SHORT PROBLEM: Every line that includes the word "электроснабжение" is to be listed.
** START OF PROVIDED INFORMATION **
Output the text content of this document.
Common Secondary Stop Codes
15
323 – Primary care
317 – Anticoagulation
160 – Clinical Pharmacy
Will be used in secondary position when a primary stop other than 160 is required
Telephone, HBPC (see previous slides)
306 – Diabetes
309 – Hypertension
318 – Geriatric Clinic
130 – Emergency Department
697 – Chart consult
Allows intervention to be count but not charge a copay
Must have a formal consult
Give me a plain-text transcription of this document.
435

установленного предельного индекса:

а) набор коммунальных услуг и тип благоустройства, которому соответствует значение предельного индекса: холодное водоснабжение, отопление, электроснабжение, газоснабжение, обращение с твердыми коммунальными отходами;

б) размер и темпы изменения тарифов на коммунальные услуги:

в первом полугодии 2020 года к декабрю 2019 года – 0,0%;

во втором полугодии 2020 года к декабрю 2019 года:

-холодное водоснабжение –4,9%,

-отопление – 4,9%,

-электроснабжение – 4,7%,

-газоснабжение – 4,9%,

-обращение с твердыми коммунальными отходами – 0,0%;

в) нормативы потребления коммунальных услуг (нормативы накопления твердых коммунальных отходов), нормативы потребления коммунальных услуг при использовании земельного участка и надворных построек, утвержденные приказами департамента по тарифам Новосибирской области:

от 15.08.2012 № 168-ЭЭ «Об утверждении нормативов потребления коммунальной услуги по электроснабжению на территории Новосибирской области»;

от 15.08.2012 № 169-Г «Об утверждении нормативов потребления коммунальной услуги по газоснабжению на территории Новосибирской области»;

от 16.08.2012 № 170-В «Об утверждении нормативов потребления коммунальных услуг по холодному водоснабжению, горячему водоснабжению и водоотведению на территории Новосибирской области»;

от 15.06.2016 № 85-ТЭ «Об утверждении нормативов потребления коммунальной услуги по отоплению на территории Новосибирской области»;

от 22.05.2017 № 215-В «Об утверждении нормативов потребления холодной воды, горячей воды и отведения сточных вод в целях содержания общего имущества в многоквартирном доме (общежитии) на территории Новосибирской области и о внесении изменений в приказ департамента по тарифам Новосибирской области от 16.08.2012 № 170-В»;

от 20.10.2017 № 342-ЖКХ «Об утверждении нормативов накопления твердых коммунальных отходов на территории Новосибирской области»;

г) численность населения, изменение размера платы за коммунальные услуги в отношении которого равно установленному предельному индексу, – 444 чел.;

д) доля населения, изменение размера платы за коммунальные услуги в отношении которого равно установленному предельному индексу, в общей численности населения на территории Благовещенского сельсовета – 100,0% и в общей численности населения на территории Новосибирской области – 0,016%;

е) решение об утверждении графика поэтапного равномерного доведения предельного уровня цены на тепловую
** END OF PROVIDED INFORMATION **
FULL RESPONSE:
а) набор коммунальных услуг и тип благоустройства, которому соответствует значение предельного индекса: холодное водоснабжение, отопление, электроснабжение, газоснабжение, обращение с твердыми коммунальными отходами;
-электроснабжение – 4,7%,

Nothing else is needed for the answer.